Filter the records below for the word "this". Copy each line that holds it.

** BEGIN STORED ROWS **

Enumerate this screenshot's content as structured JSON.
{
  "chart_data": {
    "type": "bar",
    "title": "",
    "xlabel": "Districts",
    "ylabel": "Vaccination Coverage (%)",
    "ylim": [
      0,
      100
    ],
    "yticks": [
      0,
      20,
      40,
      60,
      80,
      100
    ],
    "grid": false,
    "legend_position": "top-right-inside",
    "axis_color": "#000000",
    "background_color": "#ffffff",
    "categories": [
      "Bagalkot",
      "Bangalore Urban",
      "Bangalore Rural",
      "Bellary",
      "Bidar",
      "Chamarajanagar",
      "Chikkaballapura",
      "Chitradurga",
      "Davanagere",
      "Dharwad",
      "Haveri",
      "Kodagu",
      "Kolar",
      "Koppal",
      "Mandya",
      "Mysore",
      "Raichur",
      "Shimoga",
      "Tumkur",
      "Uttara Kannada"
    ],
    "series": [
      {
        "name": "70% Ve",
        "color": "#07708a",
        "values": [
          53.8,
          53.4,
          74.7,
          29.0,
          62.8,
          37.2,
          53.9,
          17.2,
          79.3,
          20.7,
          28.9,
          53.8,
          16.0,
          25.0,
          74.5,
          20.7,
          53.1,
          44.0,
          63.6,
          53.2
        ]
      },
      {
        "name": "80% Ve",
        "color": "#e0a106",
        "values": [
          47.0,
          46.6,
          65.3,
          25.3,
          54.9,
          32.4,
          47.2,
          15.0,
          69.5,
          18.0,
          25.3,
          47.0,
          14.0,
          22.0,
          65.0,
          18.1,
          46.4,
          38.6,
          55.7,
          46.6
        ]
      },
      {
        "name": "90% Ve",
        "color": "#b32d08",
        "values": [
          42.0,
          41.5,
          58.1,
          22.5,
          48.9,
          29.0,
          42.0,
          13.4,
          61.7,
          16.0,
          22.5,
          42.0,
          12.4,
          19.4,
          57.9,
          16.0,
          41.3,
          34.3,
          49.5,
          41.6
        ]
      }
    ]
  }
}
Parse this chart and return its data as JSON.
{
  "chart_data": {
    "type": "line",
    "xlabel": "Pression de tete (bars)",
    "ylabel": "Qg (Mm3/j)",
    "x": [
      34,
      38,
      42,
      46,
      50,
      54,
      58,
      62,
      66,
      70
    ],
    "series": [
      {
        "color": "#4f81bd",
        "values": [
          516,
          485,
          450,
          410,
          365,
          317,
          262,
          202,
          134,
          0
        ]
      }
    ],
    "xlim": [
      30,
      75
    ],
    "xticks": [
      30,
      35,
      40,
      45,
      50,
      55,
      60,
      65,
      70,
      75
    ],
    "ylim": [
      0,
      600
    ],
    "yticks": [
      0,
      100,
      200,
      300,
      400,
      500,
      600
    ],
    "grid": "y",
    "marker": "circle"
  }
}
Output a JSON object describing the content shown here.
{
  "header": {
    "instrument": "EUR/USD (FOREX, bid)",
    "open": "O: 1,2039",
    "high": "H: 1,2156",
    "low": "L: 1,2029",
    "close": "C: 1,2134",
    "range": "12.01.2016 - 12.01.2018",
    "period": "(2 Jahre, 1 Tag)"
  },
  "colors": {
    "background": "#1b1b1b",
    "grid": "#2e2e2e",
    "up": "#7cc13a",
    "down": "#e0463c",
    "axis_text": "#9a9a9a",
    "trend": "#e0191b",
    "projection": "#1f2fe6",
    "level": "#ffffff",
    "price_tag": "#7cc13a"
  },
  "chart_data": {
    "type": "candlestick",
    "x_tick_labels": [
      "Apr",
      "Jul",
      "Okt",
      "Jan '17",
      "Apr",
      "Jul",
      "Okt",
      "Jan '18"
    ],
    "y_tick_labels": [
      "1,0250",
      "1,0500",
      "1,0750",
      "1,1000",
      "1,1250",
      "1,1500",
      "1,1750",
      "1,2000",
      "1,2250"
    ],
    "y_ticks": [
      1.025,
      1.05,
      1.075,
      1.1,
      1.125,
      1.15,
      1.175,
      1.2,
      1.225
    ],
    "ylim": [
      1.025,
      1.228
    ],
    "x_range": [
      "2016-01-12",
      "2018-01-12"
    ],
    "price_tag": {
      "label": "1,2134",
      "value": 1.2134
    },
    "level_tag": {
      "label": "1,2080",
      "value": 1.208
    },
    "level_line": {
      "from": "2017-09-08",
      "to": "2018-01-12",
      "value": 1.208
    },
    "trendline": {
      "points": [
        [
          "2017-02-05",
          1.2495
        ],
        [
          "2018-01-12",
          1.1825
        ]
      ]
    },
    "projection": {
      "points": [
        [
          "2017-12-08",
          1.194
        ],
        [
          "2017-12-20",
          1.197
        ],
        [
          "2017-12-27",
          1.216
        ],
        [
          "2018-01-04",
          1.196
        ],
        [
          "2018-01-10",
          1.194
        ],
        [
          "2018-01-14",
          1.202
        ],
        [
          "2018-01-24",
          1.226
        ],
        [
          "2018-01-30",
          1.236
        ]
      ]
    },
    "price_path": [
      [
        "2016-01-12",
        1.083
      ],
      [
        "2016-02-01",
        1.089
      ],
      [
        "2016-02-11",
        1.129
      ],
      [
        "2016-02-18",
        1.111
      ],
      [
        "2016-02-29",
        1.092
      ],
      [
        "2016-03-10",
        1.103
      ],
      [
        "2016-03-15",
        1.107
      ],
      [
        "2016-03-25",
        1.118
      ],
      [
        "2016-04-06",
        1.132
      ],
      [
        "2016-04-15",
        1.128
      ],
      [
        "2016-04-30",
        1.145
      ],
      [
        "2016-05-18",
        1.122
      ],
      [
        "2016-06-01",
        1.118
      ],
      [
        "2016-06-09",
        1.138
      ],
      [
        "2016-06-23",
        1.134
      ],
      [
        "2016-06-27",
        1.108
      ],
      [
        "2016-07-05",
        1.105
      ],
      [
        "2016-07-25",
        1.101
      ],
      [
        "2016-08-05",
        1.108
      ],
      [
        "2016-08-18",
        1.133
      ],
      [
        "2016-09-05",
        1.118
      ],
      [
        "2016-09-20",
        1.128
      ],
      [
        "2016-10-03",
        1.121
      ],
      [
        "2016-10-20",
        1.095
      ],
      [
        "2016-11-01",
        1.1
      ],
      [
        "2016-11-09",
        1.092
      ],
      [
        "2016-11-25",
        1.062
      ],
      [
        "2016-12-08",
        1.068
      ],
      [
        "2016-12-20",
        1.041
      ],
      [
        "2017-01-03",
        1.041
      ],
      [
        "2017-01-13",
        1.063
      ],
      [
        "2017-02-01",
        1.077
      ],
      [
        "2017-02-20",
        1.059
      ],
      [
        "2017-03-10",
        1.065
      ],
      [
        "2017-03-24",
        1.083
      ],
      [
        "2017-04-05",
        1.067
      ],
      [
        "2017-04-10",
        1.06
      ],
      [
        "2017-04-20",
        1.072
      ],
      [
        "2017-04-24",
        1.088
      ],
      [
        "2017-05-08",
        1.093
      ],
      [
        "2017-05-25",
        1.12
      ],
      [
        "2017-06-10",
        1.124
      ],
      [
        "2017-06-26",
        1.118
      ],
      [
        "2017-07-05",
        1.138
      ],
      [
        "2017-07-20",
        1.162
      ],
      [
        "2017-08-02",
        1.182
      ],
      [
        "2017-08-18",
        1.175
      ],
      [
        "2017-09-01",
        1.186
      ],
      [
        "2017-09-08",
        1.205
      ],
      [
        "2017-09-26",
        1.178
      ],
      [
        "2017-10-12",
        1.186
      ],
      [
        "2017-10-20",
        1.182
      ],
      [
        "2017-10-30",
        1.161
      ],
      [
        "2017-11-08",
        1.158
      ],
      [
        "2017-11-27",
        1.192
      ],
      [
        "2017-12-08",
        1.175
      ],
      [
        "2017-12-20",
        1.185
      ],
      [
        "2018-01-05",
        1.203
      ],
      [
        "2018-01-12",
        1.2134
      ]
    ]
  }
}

** END STORED ROWS **

-- TASK ANSWER --
Enumerate this screenshot's content as structured JSON.
Parse this chart and return its data as JSON.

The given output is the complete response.